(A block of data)
↓↓↓
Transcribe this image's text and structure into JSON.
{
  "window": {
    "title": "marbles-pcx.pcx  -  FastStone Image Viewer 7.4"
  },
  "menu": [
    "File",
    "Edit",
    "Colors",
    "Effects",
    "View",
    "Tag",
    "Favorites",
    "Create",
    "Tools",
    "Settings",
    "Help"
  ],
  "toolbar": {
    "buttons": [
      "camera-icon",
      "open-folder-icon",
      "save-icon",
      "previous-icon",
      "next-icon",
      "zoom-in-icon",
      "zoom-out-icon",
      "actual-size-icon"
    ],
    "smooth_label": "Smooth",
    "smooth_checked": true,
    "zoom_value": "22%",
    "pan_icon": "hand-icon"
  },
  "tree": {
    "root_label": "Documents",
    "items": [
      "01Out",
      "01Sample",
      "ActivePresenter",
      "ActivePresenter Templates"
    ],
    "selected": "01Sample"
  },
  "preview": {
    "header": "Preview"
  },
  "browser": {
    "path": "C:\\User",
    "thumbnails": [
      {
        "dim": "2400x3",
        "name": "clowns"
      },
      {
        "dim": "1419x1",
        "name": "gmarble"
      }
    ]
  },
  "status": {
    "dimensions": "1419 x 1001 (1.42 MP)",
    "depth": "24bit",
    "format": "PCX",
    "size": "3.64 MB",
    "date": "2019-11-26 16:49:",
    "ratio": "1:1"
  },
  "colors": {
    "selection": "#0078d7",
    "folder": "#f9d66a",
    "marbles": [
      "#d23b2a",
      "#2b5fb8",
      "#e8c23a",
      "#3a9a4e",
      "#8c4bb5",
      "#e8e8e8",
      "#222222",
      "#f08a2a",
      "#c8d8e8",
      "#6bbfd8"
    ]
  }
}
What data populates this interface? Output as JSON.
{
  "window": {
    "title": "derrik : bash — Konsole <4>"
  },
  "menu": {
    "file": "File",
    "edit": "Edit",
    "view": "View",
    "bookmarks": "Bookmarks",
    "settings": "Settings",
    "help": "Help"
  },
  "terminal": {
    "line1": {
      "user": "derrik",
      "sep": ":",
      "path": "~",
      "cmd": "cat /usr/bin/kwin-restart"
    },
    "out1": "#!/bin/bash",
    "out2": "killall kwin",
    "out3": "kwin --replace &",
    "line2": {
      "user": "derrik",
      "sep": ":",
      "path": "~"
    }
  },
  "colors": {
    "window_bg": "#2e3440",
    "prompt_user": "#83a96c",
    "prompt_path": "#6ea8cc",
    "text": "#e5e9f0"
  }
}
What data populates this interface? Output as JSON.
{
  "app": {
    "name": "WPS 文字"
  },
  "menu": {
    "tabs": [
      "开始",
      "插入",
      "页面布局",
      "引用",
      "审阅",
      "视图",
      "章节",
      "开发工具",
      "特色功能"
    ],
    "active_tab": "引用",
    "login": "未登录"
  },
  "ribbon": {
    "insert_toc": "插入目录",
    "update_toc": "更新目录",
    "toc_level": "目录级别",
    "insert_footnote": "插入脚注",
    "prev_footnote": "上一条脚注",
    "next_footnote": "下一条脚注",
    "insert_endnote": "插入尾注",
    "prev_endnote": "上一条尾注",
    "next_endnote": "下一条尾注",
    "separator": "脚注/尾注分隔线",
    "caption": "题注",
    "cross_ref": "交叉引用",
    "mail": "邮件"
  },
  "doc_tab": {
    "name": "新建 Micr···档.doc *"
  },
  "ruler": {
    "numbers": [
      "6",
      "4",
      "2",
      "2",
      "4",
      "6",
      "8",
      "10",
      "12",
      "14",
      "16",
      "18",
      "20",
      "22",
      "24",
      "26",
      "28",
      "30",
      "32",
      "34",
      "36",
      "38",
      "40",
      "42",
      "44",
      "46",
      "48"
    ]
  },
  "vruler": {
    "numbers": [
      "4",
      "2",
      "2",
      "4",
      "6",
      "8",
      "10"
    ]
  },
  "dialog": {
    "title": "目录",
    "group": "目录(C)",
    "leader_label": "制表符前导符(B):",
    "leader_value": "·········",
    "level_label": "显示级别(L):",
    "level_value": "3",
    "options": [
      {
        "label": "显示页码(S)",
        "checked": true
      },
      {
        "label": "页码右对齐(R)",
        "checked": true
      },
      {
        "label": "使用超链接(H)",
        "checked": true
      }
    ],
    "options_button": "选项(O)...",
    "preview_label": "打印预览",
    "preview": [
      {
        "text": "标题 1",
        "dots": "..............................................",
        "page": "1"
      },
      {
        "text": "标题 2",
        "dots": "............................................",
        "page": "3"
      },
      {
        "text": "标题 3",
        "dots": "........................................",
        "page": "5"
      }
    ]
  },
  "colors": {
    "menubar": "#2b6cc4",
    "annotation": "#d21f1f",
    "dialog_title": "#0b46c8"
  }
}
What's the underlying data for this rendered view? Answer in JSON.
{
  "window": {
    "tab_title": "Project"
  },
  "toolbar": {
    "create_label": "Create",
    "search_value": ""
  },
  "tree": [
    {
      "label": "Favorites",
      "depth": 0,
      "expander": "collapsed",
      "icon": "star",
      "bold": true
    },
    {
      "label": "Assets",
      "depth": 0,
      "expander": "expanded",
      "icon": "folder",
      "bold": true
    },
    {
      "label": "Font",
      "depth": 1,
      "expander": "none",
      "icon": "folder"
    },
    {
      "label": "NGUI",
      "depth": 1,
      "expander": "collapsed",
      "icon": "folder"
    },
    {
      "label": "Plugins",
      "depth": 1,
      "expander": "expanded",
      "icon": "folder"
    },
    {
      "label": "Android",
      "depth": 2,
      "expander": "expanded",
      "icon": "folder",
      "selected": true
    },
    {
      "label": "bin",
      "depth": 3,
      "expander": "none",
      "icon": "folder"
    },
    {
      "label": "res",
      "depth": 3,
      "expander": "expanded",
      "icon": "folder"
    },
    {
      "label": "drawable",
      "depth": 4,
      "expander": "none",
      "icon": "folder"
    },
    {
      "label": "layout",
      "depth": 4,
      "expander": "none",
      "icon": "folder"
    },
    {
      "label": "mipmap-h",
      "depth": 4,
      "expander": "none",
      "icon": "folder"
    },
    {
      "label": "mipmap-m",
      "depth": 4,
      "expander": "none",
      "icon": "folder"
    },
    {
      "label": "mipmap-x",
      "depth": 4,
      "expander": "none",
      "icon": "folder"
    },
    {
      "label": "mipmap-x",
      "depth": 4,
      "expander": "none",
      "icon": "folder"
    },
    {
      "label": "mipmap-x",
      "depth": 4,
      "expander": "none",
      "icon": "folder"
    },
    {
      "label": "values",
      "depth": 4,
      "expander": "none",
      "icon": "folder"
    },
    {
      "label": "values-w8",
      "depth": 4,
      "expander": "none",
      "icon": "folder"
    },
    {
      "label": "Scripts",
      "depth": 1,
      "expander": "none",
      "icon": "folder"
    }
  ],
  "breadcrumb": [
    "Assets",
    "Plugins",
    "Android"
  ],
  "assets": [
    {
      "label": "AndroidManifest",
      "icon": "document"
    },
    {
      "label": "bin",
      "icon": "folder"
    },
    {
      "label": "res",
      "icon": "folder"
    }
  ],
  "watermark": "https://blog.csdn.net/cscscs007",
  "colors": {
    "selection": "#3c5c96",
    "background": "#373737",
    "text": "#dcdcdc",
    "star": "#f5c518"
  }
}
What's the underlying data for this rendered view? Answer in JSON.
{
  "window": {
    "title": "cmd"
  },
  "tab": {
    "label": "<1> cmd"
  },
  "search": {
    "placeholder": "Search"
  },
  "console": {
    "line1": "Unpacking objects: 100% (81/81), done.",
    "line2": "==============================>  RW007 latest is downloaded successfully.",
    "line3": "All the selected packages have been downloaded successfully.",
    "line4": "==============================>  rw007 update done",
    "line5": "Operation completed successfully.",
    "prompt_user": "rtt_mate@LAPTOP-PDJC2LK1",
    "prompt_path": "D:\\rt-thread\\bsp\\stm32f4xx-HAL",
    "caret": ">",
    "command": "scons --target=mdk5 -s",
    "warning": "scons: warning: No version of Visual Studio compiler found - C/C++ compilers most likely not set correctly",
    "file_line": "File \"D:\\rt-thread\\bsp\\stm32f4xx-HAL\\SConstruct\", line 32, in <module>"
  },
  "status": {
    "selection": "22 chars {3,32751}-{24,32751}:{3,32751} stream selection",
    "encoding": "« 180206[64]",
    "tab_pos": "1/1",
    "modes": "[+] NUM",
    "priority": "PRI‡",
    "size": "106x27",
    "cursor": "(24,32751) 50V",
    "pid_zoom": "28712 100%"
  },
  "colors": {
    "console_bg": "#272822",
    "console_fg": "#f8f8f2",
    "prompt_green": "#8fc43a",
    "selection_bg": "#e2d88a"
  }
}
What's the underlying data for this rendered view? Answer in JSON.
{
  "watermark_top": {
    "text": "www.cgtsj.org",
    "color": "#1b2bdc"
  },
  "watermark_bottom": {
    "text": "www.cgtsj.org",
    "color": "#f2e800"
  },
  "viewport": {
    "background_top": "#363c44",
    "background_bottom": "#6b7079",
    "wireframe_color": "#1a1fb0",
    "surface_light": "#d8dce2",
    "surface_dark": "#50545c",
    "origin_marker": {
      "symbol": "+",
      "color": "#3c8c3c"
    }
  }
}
↑↑↑
| To be done |
Pull out each line of the listing that holds the string "selected".

| Exercise solution |
    "selected": "01Sample"
      "selected": true
    "line3": "All the selected packages have been downloaded successfully.",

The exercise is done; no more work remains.